STATED TASK:
Read the listing and extract each line that includes the word "dentro".
**** DATASET ROWS ****
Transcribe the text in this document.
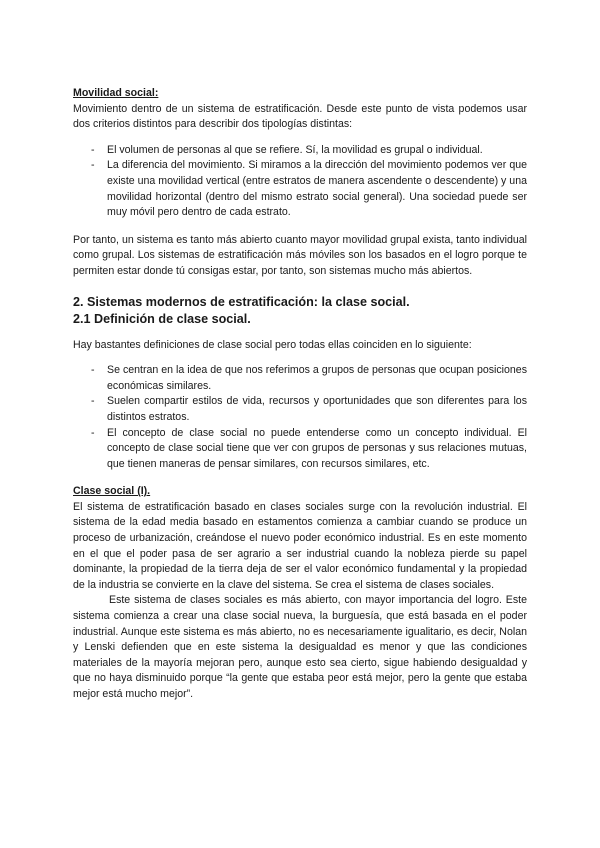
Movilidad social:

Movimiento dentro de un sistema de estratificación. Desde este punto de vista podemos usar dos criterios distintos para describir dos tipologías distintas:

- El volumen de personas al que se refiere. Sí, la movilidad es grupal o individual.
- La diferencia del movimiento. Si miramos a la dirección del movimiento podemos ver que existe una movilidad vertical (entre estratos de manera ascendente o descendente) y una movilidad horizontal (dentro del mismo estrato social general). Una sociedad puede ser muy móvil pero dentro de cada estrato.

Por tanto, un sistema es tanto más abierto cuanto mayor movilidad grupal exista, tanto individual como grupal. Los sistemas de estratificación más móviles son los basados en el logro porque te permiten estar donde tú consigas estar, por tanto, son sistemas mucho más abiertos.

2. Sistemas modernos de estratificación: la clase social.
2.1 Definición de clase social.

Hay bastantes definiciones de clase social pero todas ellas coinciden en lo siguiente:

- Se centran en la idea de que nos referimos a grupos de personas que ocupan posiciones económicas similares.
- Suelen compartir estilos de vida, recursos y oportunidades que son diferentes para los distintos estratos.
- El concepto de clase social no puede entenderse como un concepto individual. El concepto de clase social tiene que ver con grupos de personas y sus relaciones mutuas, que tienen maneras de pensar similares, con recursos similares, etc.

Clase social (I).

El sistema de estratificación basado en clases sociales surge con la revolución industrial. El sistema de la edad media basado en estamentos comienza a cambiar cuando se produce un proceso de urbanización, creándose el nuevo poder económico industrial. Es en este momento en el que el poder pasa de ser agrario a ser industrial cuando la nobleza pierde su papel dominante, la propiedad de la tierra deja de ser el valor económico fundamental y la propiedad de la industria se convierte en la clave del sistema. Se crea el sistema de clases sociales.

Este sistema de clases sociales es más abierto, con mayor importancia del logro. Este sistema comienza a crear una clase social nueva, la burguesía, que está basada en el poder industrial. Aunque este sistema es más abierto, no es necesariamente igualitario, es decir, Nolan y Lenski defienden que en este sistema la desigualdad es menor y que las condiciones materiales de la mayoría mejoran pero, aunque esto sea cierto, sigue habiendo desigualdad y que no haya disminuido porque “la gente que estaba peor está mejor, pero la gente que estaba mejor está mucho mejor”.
****
RIGHT ANSWER:
Movimiento dentro de un sistema de estratificación. Desde este punto de vista podemos usar dos criterios distintos para describir dos tipologías distintas:
- La diferencia del movimiento. Si miramos a la dirección del movimiento podemos ver que existe una movilidad vertical (entre estratos de manera ascendente o descendente) y una movilidad horizontal (dentro del mismo estrato social general). Una sociedad puede ser muy móvil pero dentro de cada estrato.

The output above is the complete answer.